_What to work on_. Find each line holding "CAMBIO" and copy it out.
-------- Entries supplied --------
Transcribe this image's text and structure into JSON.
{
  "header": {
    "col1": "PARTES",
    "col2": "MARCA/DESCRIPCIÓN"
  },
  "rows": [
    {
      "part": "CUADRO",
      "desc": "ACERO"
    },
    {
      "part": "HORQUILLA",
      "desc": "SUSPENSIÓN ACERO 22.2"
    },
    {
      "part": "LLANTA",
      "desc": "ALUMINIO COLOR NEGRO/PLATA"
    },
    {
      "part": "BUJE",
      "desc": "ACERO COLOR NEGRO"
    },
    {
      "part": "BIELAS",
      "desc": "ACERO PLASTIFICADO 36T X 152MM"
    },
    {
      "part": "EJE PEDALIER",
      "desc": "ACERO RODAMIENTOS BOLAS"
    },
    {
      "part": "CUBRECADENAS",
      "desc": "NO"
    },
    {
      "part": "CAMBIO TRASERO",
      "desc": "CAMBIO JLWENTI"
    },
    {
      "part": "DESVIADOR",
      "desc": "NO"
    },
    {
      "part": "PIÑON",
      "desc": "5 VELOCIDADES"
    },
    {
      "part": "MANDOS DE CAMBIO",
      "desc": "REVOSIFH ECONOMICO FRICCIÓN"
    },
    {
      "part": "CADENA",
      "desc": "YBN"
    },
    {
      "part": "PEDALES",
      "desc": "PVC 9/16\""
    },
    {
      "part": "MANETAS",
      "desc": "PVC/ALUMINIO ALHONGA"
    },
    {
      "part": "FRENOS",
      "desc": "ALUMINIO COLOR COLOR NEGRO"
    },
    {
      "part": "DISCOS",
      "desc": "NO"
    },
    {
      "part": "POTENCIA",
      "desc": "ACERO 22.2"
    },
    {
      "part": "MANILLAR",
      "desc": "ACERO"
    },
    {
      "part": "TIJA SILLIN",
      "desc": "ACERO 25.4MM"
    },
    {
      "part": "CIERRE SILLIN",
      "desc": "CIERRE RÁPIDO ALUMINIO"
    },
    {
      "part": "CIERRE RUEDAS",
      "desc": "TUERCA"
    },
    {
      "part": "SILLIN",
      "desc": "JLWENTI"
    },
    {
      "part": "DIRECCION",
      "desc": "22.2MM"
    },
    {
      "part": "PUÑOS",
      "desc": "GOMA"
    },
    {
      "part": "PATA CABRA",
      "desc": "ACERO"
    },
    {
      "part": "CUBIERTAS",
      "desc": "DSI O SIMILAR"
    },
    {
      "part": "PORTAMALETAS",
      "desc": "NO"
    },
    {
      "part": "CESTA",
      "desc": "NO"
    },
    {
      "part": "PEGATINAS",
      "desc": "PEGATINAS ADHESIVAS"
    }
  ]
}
--------
_Correct result_.
      "part": "CAMBIO TRASERO",
      "desc": "CAMBIO JLWENTI"
      "part": "MANDOS DE CAMBIO",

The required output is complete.